PROBLEM STATEMENT
Locate the string "Glint" throughout the material and copy every line in which it occurs.

RECORDS FOR PROCESSING
★ ★ ★ ★
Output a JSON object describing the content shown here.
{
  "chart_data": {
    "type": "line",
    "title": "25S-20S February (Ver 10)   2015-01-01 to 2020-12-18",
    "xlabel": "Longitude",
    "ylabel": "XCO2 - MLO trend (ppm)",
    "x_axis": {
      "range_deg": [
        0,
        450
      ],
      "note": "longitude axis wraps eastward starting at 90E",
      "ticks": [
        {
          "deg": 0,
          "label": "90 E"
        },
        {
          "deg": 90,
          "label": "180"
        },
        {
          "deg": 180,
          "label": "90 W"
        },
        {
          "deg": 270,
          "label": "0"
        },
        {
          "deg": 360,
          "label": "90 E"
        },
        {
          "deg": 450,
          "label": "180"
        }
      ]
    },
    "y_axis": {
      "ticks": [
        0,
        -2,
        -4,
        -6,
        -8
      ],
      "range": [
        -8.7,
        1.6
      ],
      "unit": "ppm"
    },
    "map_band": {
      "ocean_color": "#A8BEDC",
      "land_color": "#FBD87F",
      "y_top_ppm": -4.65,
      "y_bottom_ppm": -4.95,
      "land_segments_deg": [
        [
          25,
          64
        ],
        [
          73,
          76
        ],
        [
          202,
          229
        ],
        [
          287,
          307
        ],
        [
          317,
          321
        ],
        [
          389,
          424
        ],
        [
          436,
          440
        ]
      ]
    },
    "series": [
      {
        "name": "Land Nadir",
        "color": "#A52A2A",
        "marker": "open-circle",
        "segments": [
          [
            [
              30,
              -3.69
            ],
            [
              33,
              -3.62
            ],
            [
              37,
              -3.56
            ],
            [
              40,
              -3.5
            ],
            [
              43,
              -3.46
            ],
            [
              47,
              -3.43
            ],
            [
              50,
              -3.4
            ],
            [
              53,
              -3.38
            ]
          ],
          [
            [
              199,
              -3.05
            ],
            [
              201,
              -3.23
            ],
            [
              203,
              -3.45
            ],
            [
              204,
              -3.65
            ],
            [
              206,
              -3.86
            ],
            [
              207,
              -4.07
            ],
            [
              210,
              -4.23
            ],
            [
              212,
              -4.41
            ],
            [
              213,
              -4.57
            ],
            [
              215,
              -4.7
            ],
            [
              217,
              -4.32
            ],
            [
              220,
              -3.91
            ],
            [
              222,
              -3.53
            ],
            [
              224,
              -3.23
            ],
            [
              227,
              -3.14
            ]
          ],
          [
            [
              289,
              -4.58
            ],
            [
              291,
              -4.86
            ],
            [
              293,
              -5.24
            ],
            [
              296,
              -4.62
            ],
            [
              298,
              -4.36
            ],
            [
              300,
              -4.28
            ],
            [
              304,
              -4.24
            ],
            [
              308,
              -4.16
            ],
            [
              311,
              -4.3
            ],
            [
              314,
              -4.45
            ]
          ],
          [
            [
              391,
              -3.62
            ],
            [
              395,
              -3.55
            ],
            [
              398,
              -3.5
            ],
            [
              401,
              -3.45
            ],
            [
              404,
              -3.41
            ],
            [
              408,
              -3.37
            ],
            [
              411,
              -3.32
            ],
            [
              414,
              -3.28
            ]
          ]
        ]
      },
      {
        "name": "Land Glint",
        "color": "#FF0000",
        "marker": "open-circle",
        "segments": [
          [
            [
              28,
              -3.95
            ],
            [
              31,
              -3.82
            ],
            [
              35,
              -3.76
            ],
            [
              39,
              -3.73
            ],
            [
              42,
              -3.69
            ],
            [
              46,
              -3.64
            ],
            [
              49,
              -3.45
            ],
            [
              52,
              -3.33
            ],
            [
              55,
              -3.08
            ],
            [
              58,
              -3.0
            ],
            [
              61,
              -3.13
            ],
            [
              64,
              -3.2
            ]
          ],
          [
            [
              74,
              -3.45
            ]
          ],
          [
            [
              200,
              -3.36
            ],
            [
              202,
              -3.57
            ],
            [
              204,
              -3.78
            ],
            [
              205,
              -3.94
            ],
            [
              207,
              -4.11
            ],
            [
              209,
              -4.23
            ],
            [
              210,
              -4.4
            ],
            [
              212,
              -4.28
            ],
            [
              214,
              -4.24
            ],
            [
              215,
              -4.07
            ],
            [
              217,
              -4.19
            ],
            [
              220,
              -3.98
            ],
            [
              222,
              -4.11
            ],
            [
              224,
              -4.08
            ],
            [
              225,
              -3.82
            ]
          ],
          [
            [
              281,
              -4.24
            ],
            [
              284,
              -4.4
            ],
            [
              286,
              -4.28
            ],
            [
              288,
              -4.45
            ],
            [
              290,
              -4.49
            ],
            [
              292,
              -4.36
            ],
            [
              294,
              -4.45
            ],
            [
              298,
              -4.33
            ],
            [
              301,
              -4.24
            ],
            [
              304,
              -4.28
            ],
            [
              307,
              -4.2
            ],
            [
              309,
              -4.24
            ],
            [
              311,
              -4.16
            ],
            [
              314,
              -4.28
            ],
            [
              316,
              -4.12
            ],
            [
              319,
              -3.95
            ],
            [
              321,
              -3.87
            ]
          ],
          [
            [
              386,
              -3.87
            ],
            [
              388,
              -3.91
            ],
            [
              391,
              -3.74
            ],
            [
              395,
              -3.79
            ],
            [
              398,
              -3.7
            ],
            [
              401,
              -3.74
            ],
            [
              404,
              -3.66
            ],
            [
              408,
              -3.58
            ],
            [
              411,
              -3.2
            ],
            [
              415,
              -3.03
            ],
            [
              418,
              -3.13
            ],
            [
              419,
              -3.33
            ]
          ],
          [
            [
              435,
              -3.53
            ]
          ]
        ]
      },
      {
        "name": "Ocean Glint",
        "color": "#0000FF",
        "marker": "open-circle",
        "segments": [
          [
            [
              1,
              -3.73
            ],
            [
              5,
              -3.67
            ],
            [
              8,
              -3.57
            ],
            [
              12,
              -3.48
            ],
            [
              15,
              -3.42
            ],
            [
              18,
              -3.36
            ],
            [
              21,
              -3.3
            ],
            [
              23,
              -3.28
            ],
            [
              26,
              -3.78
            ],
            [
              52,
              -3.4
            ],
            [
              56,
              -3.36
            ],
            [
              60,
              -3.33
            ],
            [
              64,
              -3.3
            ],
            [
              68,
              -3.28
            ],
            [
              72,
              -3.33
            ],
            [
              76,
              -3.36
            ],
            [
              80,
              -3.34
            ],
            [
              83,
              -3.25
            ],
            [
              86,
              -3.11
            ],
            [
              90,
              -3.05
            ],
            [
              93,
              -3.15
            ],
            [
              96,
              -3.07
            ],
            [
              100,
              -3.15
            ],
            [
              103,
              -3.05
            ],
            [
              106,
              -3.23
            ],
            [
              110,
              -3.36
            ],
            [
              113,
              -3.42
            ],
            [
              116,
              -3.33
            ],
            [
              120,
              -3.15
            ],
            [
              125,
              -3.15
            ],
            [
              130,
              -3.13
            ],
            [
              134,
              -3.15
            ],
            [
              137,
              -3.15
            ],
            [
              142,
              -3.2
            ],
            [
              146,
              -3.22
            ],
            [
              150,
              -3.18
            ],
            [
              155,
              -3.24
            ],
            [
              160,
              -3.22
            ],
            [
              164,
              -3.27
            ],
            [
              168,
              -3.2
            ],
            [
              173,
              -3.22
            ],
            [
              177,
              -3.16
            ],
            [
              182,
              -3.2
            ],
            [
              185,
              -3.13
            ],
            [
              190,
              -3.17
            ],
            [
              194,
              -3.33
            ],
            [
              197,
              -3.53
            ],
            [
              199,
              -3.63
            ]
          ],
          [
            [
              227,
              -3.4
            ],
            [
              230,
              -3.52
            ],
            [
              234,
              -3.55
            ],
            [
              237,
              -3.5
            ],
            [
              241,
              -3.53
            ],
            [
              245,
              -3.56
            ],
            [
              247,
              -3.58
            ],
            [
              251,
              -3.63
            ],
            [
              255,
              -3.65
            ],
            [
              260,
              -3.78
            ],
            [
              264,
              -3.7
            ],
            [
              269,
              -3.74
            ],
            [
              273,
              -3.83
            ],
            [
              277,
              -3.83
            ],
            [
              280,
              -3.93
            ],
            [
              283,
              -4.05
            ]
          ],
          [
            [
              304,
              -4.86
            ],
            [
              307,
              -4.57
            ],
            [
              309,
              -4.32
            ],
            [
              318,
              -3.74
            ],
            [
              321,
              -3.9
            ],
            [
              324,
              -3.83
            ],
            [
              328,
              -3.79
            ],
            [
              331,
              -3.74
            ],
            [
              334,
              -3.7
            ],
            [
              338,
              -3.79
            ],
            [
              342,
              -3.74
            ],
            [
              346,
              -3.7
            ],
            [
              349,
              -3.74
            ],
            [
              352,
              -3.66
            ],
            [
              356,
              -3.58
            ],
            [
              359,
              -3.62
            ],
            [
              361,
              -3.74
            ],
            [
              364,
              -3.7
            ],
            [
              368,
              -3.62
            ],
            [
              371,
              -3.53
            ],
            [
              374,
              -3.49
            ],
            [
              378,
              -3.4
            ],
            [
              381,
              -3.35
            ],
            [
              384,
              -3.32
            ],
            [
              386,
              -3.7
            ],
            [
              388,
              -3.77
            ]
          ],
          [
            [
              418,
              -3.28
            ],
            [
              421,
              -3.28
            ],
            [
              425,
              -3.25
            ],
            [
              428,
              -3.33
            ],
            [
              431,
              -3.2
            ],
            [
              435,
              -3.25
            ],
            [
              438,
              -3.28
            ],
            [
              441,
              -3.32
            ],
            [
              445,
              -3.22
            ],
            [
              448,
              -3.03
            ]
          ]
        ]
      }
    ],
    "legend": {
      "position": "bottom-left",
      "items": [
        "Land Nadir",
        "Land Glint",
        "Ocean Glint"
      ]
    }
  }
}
★ ★ ★ ★
FINAL RESULT
        "name": "Land Glint",
        "name": "Ocean Glint",
        "Land Glint",
        "Ocean Glint"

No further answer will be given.